Exercise brief: Every line with the string "name" should be gathered.

####################

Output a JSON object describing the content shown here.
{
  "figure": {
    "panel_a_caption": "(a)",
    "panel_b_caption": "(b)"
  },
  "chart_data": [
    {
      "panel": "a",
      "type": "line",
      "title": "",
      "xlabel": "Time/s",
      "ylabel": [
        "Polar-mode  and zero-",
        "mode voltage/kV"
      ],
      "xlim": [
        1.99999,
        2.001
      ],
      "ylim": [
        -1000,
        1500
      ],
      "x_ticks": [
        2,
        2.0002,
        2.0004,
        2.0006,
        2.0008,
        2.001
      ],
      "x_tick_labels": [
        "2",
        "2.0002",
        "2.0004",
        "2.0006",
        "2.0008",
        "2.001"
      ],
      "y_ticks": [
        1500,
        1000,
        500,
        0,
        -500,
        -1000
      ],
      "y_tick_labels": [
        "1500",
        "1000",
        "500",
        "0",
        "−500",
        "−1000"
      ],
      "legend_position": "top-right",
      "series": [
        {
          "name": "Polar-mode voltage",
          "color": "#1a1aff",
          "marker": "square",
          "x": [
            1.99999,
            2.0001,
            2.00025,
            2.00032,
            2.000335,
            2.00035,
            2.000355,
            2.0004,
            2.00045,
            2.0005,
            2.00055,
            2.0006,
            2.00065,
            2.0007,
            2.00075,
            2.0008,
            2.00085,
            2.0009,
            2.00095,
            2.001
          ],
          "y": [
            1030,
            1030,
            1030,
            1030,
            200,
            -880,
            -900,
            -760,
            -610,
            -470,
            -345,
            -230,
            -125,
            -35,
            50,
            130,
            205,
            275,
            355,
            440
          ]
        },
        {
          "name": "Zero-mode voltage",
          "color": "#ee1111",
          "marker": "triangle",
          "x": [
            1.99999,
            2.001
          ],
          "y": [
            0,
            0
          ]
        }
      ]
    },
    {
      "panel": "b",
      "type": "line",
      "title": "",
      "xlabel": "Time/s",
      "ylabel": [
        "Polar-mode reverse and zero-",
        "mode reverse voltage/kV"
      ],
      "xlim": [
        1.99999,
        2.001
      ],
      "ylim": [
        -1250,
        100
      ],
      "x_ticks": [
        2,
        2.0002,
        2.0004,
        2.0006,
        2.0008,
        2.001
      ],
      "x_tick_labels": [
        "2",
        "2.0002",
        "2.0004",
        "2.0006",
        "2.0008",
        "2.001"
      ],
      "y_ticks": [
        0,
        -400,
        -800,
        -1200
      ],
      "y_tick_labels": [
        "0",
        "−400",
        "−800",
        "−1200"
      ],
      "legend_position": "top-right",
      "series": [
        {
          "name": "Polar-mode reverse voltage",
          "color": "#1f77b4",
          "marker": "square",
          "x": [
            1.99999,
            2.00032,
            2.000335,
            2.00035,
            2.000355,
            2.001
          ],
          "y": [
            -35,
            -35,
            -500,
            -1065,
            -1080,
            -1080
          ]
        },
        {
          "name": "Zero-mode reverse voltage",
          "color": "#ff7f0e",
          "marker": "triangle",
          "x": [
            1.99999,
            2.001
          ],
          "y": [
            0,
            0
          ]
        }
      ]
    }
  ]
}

####################

Correct response:
          "name": "Polar-mode voltage",
          "name": "Zero-mode voltage",
          "name": "Polar-mode reverse voltage",
          "name": "Zero-mode reverse voltage",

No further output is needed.